- [What you will do] Look through the listing and report every line that has "kcal" in it.

● ● ● ● ● ● ●

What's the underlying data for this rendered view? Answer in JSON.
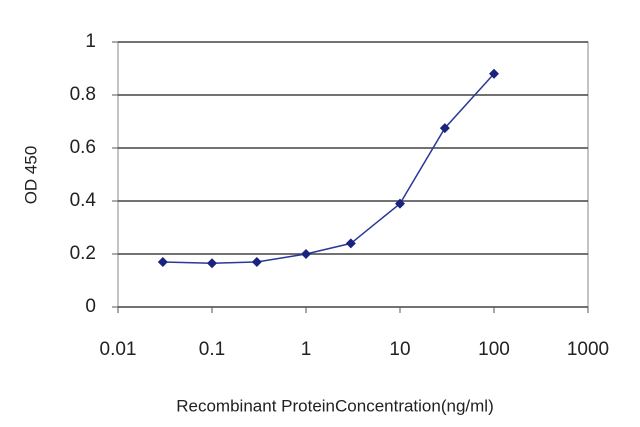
{
  "chart_data": {
    "type": "line",
    "x_label": "Recombinant ProteinConcentration(ng/ml)",
    "y_label": "OD 450",
    "x": [
      0.03,
      0.1,
      0.3,
      1,
      3,
      10,
      30,
      100
    ],
    "series": [
      {
        "color": "#2a3899",
        "values": [
          0.17,
          0.165,
          0.17,
          0.2,
          0.24,
          0.39,
          0.675,
          0.88
        ]
      }
    ],
    "xscale": "log",
    "xlim": [
      0.01,
      1000
    ],
    "xticks": [
      0.01,
      0.1,
      1,
      10,
      100,
      1000
    ],
    "ylim": [
      0,
      1
    ],
    "yticks": [
      0,
      0.2,
      0.4,
      0.6,
      0.8,
      1
    ],
    "grid": true
  }
}
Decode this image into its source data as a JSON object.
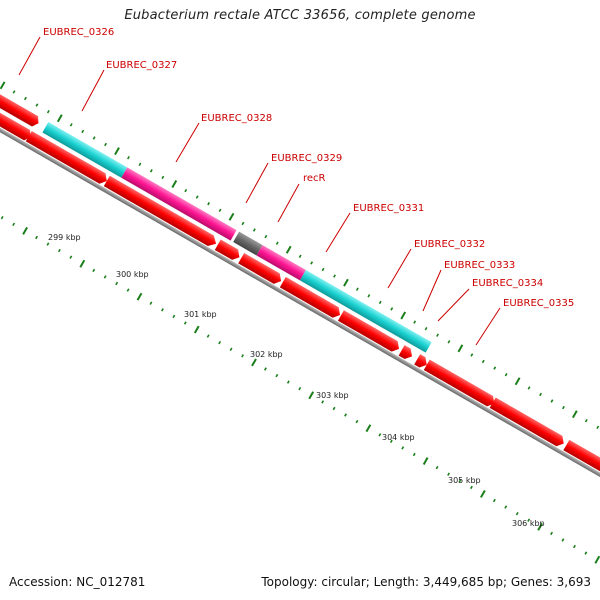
{
  "title": "Eubacterium rectale ATCC 33656, complete genome",
  "footer": {
    "accession": "Accession: NC_012781",
    "summary": "Topology: circular; Length: 3,449,685 bp; Genes: 3,693"
  },
  "colors": {
    "cds": "#ff0000",
    "cyan": "#1ad1d1",
    "magenta": "#ff1493",
    "grey": "#666666",
    "label": "#cc0000",
    "tick": "#1a7f1a",
    "backbone": "#888888"
  },
  "gene_labels": [
    "EUBREC_0326",
    "EUBREC_0327",
    "EUBREC_0328",
    "EUBREC_0329",
    "recR",
    "EUBREC_0331",
    "EUBREC_0332",
    "EUBREC_0333",
    "EUBREC_0334",
    "EUBREC_0335"
  ],
  "kbp_labels": [
    "299 kbp",
    "300 kbp",
    "301 kbp",
    "302 kbp",
    "303 kbp",
    "304 kbp",
    "305 kbp",
    "306 kbp"
  ]
}
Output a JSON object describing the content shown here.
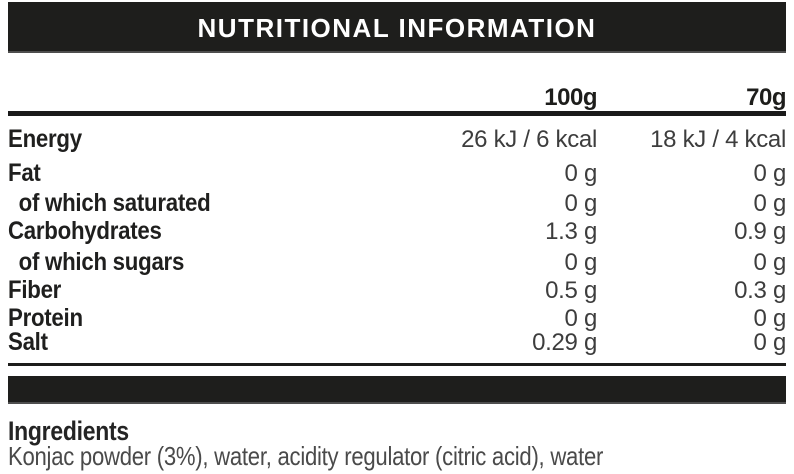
{
  "title": "NUTRITIONAL INFORMATION",
  "table": {
    "columns": [
      "100g",
      "70g"
    ],
    "rows": [
      {
        "label": "Energy",
        "indent": false,
        "per_100g": "26 kJ / 6 kcal",
        "per_70g": "18 kJ / 4 kcal"
      },
      {
        "label": "Fat",
        "indent": false,
        "per_100g": "0 g",
        "per_70g": "0 g"
      },
      {
        "label": "of which saturated",
        "indent": true,
        "per_100g": "0 g",
        "per_70g": "0 g"
      },
      {
        "label": "Carbohydrates",
        "indent": false,
        "per_100g": "1.3 g",
        "per_70g": "0.9 g"
      },
      {
        "label": "of which sugars",
        "indent": true,
        "per_100g": "0 g",
        "per_70g": "0 g"
      },
      {
        "label": "Fiber",
        "indent": false,
        "per_100g": "0.5 g",
        "per_70g": "0.3 g"
      },
      {
        "label": "Protein",
        "indent": false,
        "per_100g": "0 g",
        "per_70g": "0 g"
      },
      {
        "label": "Salt",
        "indent": false,
        "per_100g": "0.29 g",
        "per_70g": "0 g"
      }
    ]
  },
  "ingredients": {
    "heading": "Ingredients",
    "text": "Konjac powder (3%), water, acidity regulator (citric acid), water"
  },
  "colors": {
    "bar_background": "#1e1e1c",
    "text": "#1f1f1e",
    "value_text": "#3d3d3d",
    "ingredients_text": "#4a4a4a"
  }
}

● ● ● ● ● ● ●

- [Exercise solution]
        "per_100g": "26 kJ / 6 kcal",
        "per_70g": "18 kJ / 4 kcal"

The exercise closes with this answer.